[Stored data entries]
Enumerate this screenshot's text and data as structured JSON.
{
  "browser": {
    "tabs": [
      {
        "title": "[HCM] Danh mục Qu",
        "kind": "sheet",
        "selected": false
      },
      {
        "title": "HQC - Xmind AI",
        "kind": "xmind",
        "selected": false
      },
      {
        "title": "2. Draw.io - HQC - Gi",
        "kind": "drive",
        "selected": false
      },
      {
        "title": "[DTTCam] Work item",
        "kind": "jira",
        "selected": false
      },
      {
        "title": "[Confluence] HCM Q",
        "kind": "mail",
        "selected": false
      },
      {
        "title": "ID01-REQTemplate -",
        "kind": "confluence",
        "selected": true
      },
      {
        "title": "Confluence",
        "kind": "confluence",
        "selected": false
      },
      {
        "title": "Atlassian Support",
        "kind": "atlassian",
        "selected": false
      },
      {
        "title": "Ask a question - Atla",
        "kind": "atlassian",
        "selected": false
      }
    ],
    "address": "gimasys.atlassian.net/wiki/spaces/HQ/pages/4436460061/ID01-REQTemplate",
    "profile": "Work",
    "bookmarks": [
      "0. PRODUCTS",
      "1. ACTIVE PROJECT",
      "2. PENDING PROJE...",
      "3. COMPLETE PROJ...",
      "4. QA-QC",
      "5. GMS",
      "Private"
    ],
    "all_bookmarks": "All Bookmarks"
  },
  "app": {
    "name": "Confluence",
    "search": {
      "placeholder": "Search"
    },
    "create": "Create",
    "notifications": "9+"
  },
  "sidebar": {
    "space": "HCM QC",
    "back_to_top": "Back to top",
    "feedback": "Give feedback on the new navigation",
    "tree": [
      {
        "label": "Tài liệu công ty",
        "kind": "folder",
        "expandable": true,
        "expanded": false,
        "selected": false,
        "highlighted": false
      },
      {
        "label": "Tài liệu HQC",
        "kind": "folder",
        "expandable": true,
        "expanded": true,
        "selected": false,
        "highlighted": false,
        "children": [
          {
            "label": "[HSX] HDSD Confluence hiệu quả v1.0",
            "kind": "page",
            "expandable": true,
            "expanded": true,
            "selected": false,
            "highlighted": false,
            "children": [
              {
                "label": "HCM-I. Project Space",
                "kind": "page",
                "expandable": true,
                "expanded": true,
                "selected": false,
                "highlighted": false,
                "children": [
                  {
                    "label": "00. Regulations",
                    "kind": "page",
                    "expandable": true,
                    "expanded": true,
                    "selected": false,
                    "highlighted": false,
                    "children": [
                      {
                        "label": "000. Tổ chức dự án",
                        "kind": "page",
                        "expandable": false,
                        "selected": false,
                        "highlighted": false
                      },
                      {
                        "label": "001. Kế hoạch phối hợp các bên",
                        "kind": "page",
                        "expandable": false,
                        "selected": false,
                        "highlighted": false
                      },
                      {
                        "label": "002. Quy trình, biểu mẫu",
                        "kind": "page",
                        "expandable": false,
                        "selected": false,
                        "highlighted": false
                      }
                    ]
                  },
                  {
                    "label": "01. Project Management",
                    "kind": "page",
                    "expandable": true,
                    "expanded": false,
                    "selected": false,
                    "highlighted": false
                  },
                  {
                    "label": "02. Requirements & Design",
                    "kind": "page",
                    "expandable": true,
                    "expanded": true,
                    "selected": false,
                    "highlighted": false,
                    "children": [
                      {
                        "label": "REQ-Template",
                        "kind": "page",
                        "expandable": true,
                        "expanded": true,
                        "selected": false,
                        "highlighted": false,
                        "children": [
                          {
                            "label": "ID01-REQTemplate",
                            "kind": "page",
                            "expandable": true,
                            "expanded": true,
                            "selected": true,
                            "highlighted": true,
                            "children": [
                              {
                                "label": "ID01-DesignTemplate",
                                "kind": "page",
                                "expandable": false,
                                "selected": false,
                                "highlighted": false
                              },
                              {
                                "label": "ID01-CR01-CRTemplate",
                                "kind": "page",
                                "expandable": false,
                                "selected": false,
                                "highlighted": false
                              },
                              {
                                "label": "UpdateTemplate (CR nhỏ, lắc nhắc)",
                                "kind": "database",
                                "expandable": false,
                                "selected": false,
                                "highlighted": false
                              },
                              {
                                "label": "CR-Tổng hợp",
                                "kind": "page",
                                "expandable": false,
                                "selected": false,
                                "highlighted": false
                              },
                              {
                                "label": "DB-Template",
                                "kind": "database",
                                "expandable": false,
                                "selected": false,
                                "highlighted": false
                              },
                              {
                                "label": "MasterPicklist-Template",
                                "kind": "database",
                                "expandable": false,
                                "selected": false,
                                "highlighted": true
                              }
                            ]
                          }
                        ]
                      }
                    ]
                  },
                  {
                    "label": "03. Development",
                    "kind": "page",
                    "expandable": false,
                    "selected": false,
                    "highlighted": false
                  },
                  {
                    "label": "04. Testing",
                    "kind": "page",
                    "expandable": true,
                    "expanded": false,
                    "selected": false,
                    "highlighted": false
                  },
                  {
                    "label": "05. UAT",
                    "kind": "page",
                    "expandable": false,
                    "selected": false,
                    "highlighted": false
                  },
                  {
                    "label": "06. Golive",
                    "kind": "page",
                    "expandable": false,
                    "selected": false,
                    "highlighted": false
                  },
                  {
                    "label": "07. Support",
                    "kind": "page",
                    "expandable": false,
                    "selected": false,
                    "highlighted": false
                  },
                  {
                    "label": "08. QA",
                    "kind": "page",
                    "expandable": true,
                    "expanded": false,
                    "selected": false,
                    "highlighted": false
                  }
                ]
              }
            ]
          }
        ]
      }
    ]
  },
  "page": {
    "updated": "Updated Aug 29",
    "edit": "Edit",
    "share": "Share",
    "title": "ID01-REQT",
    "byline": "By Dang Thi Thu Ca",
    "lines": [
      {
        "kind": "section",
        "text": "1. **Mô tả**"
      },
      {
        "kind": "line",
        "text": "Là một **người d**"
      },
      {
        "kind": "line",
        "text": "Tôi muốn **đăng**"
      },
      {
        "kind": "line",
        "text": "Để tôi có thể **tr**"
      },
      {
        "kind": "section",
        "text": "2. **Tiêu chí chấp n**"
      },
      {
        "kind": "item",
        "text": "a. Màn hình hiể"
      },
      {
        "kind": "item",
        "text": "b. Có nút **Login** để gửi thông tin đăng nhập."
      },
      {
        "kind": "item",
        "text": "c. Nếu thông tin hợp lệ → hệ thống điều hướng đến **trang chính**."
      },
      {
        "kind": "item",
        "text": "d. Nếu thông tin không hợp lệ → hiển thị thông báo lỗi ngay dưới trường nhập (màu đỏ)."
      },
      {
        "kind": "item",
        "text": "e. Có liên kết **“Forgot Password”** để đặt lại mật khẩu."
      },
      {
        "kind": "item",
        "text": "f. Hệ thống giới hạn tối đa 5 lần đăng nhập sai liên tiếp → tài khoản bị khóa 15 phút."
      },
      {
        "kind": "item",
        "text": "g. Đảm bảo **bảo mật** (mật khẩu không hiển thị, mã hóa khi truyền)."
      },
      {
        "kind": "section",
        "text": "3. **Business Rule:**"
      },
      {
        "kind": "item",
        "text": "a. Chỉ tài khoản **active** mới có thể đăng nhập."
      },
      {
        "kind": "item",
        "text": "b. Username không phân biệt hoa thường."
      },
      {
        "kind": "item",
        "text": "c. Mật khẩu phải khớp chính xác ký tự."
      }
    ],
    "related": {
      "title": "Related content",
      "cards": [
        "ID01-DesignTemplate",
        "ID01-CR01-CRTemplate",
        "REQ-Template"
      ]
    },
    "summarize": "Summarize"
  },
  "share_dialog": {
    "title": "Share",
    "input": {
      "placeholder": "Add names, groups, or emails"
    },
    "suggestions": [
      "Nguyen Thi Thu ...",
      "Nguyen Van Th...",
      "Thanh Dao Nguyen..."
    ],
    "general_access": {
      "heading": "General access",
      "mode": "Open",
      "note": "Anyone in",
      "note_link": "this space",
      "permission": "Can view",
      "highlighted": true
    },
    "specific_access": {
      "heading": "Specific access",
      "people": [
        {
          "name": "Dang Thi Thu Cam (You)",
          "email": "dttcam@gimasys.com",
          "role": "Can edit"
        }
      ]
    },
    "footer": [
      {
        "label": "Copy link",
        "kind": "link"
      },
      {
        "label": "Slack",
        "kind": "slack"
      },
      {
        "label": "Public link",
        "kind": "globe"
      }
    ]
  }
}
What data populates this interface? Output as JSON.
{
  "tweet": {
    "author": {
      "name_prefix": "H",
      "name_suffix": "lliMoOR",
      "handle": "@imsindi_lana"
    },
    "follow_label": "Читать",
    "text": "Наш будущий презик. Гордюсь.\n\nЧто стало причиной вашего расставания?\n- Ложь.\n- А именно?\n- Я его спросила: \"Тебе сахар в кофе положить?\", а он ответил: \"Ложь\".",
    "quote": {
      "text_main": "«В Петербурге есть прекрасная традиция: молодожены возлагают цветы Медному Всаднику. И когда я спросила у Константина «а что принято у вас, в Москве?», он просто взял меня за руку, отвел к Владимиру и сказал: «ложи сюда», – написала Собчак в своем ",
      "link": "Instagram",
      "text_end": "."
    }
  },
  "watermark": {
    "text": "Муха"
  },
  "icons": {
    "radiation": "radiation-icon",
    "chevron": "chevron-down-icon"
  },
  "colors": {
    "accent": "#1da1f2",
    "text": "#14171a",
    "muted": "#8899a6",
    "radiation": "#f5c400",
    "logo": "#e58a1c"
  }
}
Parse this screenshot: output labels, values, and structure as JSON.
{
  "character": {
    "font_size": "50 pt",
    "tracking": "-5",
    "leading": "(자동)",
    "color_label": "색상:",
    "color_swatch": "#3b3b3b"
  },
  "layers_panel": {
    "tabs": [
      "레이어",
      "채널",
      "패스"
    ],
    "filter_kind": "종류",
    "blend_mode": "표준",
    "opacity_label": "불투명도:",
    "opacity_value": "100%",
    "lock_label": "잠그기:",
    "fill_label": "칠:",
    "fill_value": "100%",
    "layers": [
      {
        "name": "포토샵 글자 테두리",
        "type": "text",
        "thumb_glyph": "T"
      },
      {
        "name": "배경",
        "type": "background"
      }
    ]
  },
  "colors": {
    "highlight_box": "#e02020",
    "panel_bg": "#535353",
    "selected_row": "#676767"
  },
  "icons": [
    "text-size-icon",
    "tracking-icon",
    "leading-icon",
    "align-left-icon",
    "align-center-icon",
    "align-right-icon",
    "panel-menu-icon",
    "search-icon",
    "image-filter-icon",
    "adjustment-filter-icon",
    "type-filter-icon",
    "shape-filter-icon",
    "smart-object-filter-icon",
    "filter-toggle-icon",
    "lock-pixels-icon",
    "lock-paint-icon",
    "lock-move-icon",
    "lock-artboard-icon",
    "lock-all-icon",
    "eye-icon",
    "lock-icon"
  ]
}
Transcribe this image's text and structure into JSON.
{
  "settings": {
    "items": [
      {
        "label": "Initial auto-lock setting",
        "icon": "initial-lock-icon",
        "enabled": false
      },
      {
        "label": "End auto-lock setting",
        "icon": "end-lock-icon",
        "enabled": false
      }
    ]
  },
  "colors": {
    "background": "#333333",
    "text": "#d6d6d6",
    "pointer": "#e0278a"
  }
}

What you should do – Count each line where the string "thông" occurs, and write only the number.

Answer to this exercise – 3